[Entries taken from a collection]
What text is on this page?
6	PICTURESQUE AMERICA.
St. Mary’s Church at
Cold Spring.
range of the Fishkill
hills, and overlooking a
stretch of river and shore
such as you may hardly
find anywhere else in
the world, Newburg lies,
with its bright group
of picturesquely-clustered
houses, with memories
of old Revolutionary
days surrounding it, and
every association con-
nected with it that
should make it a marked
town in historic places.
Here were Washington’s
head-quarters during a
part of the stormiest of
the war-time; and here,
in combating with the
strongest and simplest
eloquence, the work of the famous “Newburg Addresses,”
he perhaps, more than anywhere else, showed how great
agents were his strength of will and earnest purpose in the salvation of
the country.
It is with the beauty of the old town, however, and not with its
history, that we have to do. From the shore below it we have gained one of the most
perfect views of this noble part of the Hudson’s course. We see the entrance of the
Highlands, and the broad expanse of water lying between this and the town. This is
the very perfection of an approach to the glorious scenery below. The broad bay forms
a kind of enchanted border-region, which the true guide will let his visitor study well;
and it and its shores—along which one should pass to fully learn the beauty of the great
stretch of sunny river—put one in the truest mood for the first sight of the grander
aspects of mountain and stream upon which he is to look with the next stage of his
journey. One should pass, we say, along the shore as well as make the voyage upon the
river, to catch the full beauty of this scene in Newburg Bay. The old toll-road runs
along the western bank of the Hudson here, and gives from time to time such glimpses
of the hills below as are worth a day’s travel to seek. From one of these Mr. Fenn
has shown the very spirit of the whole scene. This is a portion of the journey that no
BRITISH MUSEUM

> **WHAT THE TASK REQUIRES**:
Repeat every record, exactly as written.

> **THE RESULT**:
What text is on this page?
6	PICTURESQUE AMERICA.
St. Mary’s Church at
Cold Spring.
range of the Fishkill
hills, and overlooking a
stretch of river and shore
such as you may hardly
find anywhere else in
the world, Newburg lies,
with its bright group
of picturesquely-clustered
houses, with memories
of old Revolutionary
days surrounding it, and
every association con-
nected with it that
should make it a marked
town in historic places.
Here were Washington’s
head-quarters during a
part of the stormiest of
the war-time; and here,
in combating with the
strongest and simplest
eloquence, the work of the famous “Newburg Addresses,”
he perhaps, more than anywhere else, showed how great
agents were his strength of will and earnest purpose in the salvation of
the country.
It is with the beauty of the old town, however, and not with its
history, that we have to do. From the shore below it we have gained one of the most
perfect views of this noble part of the Hudson’s course. We see the entrance of the
Highlands, and the broad expanse of water lying between this and the town. This is
the very perfection of an approach to the glorious scenery below. The broad bay forms
a kind of enchanted border-region, which the true guide will let his visitor study well;
and it and its shores—along which one should pass to fully learn the beauty of the great
stretch of sunny river—put one in the truest mood for the first sight of the grander
aspects of mountain and stream upon which he is to look with the next stage of his
journey. One should pass, we say, along the shore as well as make the voyage upon the
river, to catch the full beauty of this scene in Newburg Bay. The old toll-road runs
along the western bank of the Hudson here, and gives from time to time such glimpses
of the hills below as are worth a day’s travel to seek. From one of these Mr. Fenn
has shown the very spirit of the whole scene. This is a portion of the journey that no
BRITISH MUSEUM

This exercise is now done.